• Instructions to follow
Answer these questions from the transcript:
1. On whose claim does the person being questioned rely?
2. What date does the Member give for the night the people first came to the house?
3. Who did the person who showed the badge slap?

• Document extract
%%

I[nterpreter]    No.

M[ember]    No, okay. Now, do you make any protection claims on your own behalf or do you rely upon the claims that um your husband makes?

I[nterpreter]    I was depend on my husband’s claim.

M[ember]    Okay, that’s how I understood it from having read your statements. You said that on, um, the night of the 23rd April 2011, and then the following day as well, these people came to your house to ask questions about your husband. Now, you say that these people were police.

I[nterpreter]    I don’t know whether all the people belong to police but one of the person in that group, he actually showed his badge to my father and he slapped him on his face. That’s was, that’s was terrible treatment and still, it’s in front of my eyes. My father just asked him, told him, shall I call the police? And they don’t need to treat him like that for that simple thing.

M[ember]    Okay.

I[nterpreter]    So, he actually, the person who showed the badge claiming him as a police, he slapped me as well.

M[ember]    Yes, I’ve read your statement so we don’t need to go over that because I understand that you find that distressing. But if there’s anything that you want to add to the statement, then this is your opportunity to do that. (emphasis added)

%%

• Data provided

%%

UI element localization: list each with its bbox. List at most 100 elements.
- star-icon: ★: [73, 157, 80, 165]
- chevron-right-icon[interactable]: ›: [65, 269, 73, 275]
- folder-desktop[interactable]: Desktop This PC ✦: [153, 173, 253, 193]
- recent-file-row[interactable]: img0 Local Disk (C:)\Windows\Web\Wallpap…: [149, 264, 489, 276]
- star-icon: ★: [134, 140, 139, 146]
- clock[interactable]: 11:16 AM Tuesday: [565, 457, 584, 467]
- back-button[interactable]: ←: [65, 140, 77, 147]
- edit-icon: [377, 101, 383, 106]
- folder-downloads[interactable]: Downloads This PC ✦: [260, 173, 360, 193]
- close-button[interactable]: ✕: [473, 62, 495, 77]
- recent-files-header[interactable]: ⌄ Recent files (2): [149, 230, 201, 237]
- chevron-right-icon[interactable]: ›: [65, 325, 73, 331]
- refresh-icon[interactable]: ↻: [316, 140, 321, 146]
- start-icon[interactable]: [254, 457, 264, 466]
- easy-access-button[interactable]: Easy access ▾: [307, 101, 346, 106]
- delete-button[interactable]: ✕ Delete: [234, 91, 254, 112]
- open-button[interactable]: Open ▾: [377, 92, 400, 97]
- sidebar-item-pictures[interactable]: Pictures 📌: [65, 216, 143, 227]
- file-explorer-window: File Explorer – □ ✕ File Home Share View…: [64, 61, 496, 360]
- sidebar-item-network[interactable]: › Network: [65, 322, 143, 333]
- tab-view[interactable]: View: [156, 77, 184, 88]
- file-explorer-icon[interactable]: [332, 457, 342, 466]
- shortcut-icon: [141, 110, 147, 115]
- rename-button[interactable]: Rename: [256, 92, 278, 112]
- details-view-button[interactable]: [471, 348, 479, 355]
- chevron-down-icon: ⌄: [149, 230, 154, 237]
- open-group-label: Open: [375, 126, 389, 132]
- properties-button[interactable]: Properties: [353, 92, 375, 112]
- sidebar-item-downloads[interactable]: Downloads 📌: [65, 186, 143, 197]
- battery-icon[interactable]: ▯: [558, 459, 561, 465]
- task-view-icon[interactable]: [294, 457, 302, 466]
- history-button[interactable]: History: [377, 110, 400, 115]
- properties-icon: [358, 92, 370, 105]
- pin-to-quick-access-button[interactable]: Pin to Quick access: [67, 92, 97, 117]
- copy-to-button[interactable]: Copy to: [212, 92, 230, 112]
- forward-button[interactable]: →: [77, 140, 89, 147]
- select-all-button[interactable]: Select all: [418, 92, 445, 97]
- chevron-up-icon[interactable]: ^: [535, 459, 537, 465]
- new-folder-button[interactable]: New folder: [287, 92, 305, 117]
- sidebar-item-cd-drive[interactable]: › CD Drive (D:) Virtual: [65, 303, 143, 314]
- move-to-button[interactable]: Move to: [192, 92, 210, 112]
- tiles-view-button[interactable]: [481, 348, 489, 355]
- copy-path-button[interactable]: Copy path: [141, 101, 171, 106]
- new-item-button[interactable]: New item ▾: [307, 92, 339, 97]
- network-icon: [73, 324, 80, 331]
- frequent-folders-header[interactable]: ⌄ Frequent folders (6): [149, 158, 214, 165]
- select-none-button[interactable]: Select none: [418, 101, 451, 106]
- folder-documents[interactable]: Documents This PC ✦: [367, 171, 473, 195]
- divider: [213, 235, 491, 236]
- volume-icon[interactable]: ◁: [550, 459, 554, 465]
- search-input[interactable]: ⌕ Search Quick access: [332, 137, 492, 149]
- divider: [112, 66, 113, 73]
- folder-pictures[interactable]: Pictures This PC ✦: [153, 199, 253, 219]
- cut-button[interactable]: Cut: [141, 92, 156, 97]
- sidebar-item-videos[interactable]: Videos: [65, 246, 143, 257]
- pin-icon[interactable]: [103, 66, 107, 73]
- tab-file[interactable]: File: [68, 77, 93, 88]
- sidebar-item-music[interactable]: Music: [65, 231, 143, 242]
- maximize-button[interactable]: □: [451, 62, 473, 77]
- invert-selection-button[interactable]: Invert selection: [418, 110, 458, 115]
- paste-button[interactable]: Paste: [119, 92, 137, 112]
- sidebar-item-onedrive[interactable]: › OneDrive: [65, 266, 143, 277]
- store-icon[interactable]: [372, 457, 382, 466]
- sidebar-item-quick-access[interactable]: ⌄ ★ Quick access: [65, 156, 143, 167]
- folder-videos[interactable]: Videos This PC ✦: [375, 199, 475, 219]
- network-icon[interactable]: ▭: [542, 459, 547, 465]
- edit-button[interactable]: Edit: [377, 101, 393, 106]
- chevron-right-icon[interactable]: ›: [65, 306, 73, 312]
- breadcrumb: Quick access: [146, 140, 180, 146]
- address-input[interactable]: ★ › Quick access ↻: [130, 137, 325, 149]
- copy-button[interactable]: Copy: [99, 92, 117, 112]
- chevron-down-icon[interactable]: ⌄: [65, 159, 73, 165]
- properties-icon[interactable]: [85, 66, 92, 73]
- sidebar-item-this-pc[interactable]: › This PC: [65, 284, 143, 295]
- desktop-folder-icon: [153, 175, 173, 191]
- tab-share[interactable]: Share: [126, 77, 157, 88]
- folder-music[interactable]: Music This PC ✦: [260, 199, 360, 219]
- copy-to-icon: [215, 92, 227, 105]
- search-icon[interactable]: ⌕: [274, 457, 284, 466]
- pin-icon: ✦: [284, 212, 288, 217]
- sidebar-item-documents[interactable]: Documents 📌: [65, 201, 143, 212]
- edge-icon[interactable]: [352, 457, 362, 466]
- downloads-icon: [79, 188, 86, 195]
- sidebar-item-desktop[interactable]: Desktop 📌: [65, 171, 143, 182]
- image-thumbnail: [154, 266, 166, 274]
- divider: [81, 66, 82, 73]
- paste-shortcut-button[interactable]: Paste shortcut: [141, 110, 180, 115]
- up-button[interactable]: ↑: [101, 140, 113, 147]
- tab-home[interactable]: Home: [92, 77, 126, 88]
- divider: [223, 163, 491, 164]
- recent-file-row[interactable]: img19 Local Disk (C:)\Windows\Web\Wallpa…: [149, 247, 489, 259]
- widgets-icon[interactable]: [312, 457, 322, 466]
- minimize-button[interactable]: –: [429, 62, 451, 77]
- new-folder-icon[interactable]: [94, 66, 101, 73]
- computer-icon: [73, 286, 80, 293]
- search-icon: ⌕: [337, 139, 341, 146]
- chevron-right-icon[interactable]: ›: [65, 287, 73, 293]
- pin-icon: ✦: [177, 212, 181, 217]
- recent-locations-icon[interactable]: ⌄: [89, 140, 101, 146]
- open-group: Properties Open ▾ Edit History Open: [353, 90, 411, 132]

%%

• Exercise solution
1. The husband's claim.
2. The 23rd April 2011.
3. The father and the person being questioned.